Saved entries:
○ ○ ○ ○

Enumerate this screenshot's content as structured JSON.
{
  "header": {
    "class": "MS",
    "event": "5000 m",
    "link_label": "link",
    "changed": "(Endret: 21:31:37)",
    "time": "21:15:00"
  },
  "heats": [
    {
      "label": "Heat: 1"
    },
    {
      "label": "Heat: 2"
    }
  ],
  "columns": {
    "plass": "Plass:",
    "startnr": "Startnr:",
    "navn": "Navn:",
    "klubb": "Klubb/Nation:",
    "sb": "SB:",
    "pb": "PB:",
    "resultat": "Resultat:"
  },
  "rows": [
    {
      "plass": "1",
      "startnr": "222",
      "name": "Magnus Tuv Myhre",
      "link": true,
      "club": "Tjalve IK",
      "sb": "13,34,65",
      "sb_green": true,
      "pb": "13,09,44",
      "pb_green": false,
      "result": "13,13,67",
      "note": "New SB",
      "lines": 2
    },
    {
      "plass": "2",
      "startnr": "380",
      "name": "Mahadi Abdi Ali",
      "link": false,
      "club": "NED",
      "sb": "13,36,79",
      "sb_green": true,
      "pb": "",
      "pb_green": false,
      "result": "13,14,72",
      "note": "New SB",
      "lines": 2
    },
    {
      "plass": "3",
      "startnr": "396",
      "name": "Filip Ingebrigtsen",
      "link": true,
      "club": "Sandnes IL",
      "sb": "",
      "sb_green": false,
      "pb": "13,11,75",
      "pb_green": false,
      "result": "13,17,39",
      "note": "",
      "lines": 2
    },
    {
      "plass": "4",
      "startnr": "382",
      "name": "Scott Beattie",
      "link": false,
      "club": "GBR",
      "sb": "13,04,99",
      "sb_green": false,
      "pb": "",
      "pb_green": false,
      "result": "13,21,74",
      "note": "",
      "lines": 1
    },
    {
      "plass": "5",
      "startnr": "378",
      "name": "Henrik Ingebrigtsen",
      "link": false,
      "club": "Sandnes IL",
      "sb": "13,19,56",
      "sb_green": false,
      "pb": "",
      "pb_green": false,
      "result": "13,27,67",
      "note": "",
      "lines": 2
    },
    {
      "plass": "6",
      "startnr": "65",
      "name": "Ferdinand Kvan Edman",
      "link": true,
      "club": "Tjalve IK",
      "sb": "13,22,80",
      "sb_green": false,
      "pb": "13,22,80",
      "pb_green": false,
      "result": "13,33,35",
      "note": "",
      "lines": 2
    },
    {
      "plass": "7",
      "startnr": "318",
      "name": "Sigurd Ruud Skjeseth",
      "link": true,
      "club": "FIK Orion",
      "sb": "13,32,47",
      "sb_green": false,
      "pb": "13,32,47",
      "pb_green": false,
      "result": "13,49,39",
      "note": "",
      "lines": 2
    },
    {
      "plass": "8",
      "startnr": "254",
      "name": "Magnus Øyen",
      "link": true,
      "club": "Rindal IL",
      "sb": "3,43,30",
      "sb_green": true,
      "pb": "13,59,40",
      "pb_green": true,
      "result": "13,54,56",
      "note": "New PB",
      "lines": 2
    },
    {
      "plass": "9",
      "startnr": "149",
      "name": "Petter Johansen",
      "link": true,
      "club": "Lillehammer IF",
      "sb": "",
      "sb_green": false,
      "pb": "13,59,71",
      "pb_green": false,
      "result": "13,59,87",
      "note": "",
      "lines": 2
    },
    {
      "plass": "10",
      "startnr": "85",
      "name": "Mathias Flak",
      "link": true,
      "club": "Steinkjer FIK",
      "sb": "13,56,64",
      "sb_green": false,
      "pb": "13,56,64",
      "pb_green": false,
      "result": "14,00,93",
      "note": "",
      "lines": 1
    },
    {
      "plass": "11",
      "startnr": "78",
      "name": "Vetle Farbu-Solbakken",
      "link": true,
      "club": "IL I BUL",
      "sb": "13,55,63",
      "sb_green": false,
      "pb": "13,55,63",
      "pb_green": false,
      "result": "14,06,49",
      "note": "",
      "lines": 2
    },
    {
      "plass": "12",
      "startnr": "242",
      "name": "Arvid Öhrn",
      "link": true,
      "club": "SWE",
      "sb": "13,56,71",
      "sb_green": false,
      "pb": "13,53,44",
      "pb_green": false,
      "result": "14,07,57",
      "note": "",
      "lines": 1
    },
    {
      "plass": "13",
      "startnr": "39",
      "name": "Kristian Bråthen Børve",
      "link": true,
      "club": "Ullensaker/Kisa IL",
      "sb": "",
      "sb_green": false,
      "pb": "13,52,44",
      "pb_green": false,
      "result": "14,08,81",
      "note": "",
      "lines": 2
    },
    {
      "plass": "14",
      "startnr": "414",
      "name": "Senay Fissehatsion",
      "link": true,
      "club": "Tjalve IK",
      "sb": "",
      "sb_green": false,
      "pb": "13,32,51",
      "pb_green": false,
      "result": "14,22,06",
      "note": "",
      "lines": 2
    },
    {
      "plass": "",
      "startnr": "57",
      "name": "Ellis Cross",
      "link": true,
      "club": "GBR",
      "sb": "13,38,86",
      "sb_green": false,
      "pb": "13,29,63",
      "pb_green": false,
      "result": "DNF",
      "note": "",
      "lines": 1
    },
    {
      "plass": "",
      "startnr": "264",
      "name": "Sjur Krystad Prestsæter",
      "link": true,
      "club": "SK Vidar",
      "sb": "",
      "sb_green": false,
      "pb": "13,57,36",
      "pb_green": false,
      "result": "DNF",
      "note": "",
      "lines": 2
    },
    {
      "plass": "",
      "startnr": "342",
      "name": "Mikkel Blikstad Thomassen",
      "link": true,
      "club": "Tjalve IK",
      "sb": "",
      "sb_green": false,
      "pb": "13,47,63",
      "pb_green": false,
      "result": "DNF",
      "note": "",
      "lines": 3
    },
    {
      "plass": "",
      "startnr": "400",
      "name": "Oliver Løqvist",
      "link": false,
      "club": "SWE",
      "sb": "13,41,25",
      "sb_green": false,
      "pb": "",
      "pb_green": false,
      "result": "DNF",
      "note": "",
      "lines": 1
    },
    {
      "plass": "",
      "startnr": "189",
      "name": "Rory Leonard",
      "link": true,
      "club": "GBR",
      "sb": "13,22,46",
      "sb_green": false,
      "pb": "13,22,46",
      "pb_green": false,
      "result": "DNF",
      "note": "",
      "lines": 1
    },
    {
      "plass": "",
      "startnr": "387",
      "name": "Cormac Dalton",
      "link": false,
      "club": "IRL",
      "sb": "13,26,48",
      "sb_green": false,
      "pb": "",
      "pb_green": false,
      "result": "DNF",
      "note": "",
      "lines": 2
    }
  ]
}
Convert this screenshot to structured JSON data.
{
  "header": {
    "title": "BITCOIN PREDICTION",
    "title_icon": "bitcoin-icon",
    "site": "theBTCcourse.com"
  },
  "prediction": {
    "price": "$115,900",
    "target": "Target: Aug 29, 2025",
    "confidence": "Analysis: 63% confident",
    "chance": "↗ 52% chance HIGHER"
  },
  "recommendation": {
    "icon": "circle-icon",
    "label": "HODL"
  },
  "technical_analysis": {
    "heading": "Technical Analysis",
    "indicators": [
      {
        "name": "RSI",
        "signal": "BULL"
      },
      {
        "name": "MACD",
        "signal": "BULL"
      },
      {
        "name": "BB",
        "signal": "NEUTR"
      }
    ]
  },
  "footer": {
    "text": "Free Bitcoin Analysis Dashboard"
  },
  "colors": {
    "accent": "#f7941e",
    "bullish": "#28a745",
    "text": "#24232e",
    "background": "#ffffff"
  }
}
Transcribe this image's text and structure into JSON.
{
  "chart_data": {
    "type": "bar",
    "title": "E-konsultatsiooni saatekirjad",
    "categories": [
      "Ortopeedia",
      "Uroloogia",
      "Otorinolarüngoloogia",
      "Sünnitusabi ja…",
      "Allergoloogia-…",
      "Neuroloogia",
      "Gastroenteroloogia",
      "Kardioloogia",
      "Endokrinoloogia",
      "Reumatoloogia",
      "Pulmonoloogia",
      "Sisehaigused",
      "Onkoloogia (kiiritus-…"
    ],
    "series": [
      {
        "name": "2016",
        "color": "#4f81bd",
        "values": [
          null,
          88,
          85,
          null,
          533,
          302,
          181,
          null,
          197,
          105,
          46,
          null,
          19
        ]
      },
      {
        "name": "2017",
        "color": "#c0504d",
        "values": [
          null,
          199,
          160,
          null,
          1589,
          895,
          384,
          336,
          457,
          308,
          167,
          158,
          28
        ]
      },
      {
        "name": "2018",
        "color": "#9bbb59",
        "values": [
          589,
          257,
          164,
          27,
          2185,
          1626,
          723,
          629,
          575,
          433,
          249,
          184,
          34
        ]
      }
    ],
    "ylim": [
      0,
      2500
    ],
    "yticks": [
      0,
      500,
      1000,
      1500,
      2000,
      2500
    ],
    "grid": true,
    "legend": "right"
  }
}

○ ○ ○ ○

TASK DETAILS: Check the data for the word "Magnus" and pull out the lines that have it.

ANSWER IN FULL:
      "name": "Magnus Tuv Myhre",
      "name": "Magnus Øyen",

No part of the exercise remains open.